* **Information provided**
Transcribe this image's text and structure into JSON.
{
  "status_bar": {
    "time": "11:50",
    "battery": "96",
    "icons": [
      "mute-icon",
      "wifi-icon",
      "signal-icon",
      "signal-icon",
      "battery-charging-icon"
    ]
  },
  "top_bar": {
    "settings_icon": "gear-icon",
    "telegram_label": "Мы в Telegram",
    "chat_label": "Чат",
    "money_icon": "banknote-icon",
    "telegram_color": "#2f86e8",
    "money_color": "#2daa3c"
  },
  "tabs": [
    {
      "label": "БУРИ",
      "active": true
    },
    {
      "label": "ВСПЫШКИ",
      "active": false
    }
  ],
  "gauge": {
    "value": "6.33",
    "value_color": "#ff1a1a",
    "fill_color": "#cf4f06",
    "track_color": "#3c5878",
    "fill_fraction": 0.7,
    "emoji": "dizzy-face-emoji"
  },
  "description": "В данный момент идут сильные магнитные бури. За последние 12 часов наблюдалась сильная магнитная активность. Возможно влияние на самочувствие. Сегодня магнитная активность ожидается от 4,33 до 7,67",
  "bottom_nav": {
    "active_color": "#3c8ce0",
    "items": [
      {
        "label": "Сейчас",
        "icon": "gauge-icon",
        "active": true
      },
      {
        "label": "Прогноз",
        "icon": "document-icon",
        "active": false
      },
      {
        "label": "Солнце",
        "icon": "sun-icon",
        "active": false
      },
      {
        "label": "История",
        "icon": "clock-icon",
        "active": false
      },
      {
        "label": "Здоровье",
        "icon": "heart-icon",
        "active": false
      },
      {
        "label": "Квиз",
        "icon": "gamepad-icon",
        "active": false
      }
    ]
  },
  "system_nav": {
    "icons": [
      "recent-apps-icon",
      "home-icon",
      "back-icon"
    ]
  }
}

* **The problem**
Write an exact transcription of every entry above.

* **Task output**
Transcribe this image's text and structure into JSON.
{
  "status_bar": {
    "time": "11:50",
    "battery": "96",
    "icons": [
      "mute-icon",
      "wifi-icon",
      "signal-icon",
      "signal-icon",
      "battery-charging-icon"
    ]
  },
  "top_bar": {
    "settings_icon": "gear-icon",
    "telegram_label": "Мы в Telegram",
    "chat_label": "Чат",
    "money_icon": "banknote-icon",
    "telegram_color": "#2f86e8",
    "money_color": "#2daa3c"
  },
  "tabs": [
    {
      "label": "БУРИ",
      "active": true
    },
    {
      "label": "ВСПЫШКИ",
      "active": false
    }
  ],
  "gauge": {
    "value": "6.33",
    "value_color": "#ff1a1a",
    "fill_color": "#cf4f06",
    "track_color": "#3c5878",
    "fill_fraction": 0.7,
    "emoji": "dizzy-face-emoji"
  },
  "description": "В данный момент идут сильные магнитные бури. За последние 12 часов наблюдалась сильная магнитная активность. Возможно влияние на самочувствие. Сегодня магнитная активность ожидается от 4,33 до 7,67",
  "bottom_nav": {
    "active_color": "#3c8ce0",
    "items": [
      {
        "label": "Сейчас",
        "icon": "gauge-icon",
        "active": true
      },
      {
        "label": "Прогноз",
        "icon": "document-icon",
        "active": false
      },
      {
        "label": "Солнце",
        "icon": "sun-icon",
        "active": false
      },
      {
        "label": "История",
        "icon": "clock-icon",
        "active": false
      },
      {
        "label": "Здоровье",
        "icon": "heart-icon",
        "active": false
      },
      {
        "label": "Квиз",
        "icon": "gamepad-icon",
        "active": false
      }
    ]
  },
  "system_nav": {
    "icons": [
      "recent-apps-icon",
      "home-icon",
      "back-icon"
    ]
  }
}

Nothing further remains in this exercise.